___ Information supplied

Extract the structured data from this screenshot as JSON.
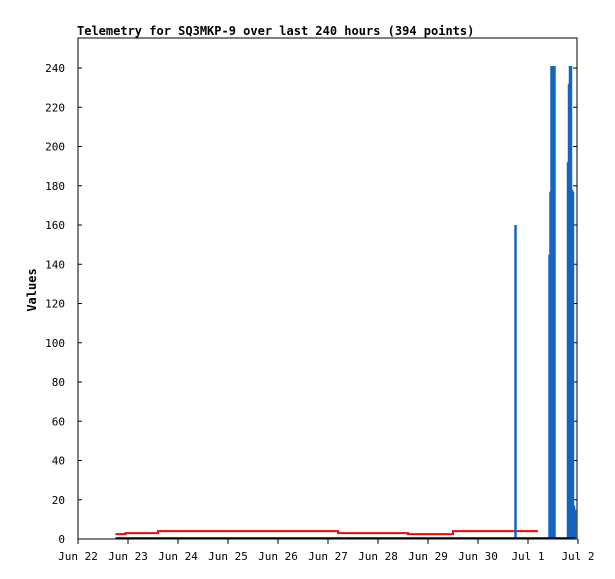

______
___ Information supplied

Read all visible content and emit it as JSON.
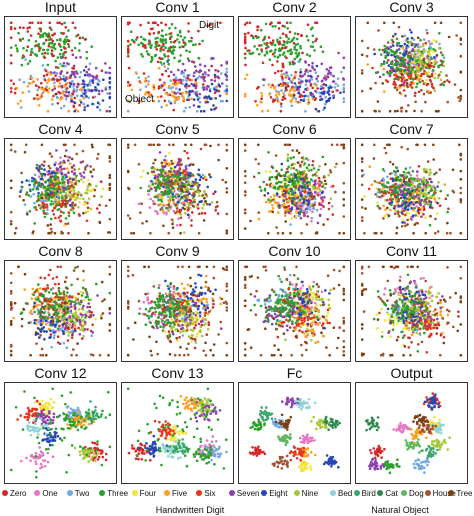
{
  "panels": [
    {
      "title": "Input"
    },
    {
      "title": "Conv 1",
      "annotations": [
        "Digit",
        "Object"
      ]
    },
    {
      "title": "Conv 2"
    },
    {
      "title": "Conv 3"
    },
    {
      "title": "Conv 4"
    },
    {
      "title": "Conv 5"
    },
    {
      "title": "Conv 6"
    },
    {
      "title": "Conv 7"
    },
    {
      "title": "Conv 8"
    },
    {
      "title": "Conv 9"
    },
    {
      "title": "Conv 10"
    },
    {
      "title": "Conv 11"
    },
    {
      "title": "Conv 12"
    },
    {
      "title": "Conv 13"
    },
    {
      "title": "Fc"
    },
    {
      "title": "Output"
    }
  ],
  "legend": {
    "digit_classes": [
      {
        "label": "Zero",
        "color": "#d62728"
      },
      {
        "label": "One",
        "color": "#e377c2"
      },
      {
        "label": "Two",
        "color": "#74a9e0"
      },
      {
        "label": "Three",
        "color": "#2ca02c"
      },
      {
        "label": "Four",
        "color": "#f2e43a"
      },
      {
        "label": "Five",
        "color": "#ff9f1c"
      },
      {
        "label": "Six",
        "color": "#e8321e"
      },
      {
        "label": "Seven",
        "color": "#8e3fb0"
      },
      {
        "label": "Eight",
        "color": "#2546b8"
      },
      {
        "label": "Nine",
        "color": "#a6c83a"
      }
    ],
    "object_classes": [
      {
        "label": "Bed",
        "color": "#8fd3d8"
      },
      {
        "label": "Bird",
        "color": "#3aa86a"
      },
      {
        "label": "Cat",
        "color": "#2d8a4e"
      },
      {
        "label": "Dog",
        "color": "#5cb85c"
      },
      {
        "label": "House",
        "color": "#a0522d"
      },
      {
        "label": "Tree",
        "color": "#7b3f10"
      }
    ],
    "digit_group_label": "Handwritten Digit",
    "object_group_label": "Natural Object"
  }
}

______
___ Information supplied

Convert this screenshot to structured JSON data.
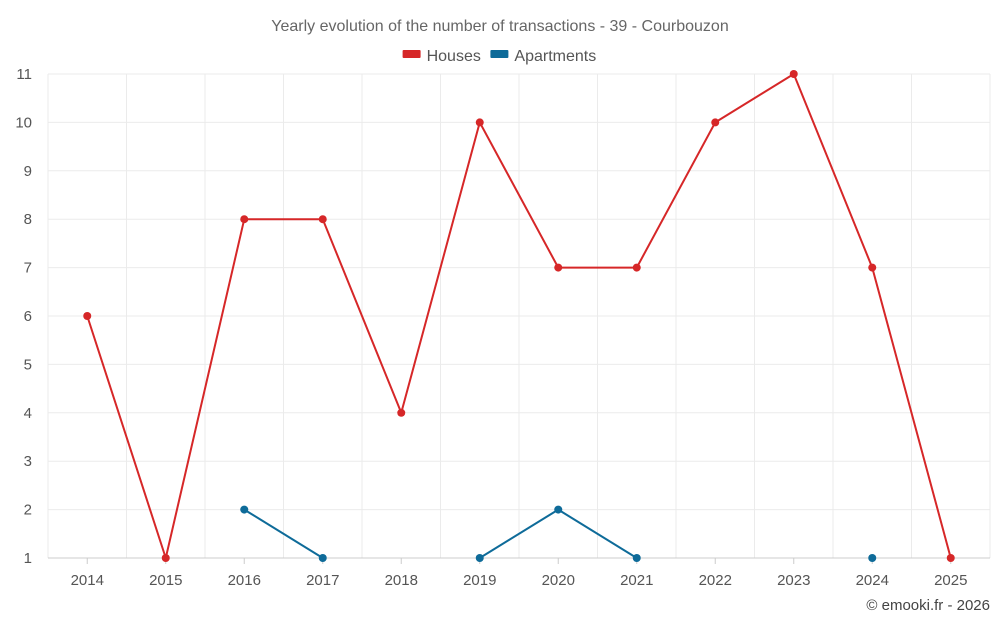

______

** Request **
Gather each line that holds "data".

** Solution **
Extract the structured data from this screenshot as JSON.
Convert this screenshot to structured JSON data.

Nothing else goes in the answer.